## Job:
Each line below should be retyped exactly, with no pictures.

## Dataset entries:
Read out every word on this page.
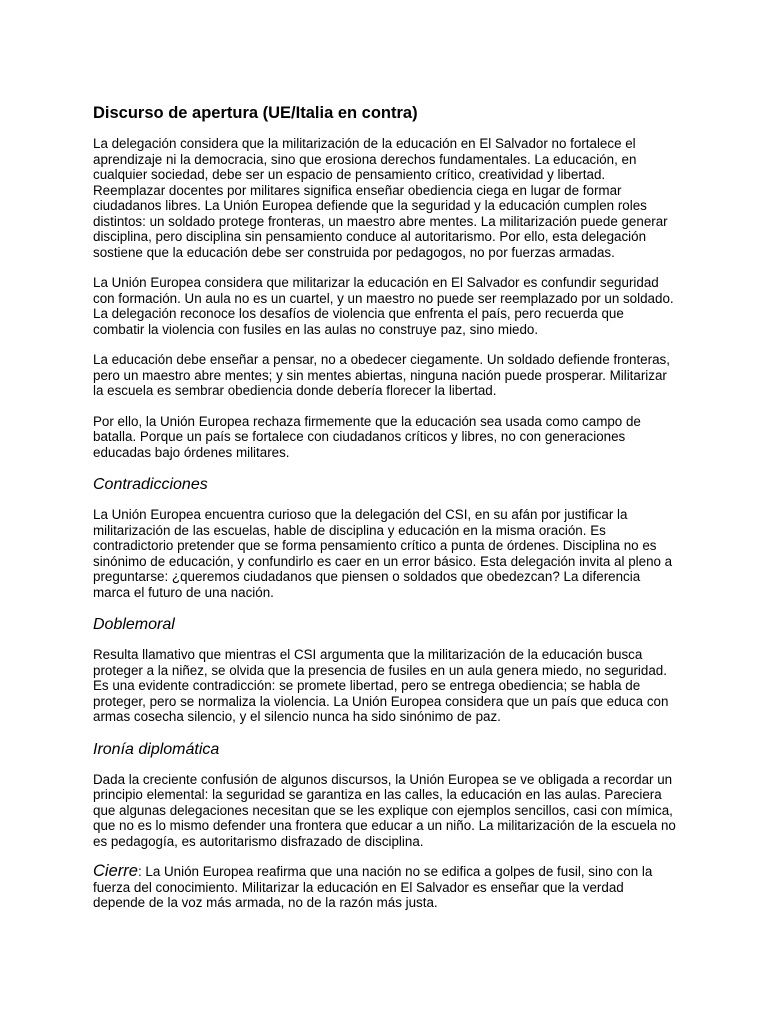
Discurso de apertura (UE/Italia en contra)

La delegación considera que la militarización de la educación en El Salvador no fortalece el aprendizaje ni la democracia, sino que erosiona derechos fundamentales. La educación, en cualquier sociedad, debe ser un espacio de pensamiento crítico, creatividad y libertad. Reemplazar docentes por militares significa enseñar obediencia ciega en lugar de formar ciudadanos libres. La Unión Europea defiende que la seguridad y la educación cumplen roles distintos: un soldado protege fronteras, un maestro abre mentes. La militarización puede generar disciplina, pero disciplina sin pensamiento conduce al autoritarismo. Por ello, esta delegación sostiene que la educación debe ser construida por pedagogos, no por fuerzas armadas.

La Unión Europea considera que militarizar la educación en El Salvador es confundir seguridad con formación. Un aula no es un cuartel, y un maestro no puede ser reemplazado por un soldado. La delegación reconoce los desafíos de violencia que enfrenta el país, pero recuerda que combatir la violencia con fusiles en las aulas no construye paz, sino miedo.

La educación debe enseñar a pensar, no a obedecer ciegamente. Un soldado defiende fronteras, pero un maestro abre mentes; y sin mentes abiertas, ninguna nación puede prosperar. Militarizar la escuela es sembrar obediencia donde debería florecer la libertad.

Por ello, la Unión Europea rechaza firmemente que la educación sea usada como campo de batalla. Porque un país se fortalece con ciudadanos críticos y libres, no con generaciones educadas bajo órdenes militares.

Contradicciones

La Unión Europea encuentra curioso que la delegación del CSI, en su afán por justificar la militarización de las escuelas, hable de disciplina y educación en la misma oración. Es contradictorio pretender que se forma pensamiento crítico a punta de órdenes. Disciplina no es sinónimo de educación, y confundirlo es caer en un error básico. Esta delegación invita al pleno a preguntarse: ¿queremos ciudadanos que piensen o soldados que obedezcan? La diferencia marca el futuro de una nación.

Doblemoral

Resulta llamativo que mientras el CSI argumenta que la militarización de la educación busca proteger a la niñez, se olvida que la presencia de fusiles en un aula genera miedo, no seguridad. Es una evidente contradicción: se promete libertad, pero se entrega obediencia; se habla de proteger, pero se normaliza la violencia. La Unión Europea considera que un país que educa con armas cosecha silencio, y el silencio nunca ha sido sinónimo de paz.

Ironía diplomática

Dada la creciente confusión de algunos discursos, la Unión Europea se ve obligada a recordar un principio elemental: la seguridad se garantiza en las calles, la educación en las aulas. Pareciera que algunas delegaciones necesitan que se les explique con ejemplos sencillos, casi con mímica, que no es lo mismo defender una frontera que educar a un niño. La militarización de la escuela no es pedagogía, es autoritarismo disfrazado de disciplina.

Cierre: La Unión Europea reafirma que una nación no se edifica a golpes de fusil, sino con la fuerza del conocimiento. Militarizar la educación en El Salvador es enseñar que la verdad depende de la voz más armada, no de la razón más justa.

## Answer for the task:
Read out every word on this page.
Discurso de apertura (UE/Italia en contra)

La delegación considera que la militarización de la educación en El Salvador no fortalece el aprendizaje ni la democracia, sino que erosiona derechos fundamentales. La educación, en cualquier sociedad, debe ser un espacio de pensamiento crítico, creatividad y libertad. Reemplazar docentes por militares significa enseñar obediencia ciega en lugar de formar ciudadanos libres. La Unión Europea defiende que la seguridad y la educación cumplen roles distintos: un soldado protege fronteras, un maestro abre mentes. La militarización puede generar disciplina, pero disciplina sin pensamiento conduce al autoritarismo. Por ello, esta delegación sostiene que la educación debe ser construida por pedagogos, no por fuerzas armadas.

La Unión Europea considera que militarizar la educación en El Salvador es confundir seguridad con formación. Un aula no es un cuartel, y un maestro no puede ser reemplazado por un soldado. La delegación reconoce los desafíos de violencia que enfrenta el país, pero recuerda que combatir la violencia con fusiles en las aulas no construye paz, sino miedo.

La educación debe enseñar a pensar, no a obedecer ciegamente. Un soldado defiende fronteras, pero un maestro abre mentes; y sin mentes abiertas, ninguna nación puede prosperar. Militarizar la escuela es sembrar obediencia donde debería florecer la libertad.

Por ello, la Unión Europea rechaza firmemente que la educación sea usada como campo de batalla. Porque un país se fortalece con ciudadanos críticos y libres, no con generaciones educadas bajo órdenes militares.

Contradicciones

La Unión Europea encuentra curioso que la delegación del CSI, en su afán por justificar la militarización de las escuelas, hable de disciplina y educación en la misma oración. Es contradictorio pretender que se forma pensamiento crítico a punta de órdenes. Disciplina no es sinónimo de educación, y confundirlo es caer en un error básico. Esta delegación invita al pleno a preguntarse: ¿queremos ciudadanos que piensen o soldados que obedezcan? La diferencia marca el futuro de una nación.

Doblemoral

Resulta llamativo que mientras el CSI argumenta que la militarización de la educación busca proteger a la niñez, se olvida que la presencia de fusiles en un aula genera miedo, no seguridad. Es una evidente contradicción: se promete libertad, pero se entrega obediencia; se habla de proteger, pero se normaliza la violencia. La Unión Europea considera que un país que educa con armas cosecha silencio, y el silencio nunca ha sido sinónimo de paz.

Ironía diplomática

Dada la creciente confusión de algunos discursos, la Unión Europea se ve obligada a recordar un principio elemental: la seguridad se garantiza en las calles, la educación en las aulas. Pareciera que algunas delegaciones necesitan que se les explique con ejemplos sencillos, casi con mímica, que no es lo mismo defender una frontera que educar a un niño. La militarización de la escuela no es pedagogía, es autoritarismo disfrazado de disciplina.

Cierre: La Unión Europea reafirma que una nación no se edifica a golpes de fusil, sino con la fuerza del conocimiento. Militarizar la educación en El Salvador es enseñar que la verdad depende de la voz más armada, no de la razón más justa.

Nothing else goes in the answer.